--- START Supplied data ---

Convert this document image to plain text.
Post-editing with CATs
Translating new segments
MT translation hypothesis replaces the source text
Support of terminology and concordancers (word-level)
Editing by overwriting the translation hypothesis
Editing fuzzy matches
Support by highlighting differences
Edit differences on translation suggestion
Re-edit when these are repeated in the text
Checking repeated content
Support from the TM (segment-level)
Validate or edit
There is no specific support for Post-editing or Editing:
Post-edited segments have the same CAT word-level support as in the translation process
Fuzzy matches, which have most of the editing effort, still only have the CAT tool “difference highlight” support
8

--- END Supplied data ---

Find every line in the records above that contains the word "have", and copy each one.

Post-edited segments have the same CAT word-level support as in the translation process
Fuzzy matches, which have most of the editing effort, still only have the CAT tool “difference highlight” support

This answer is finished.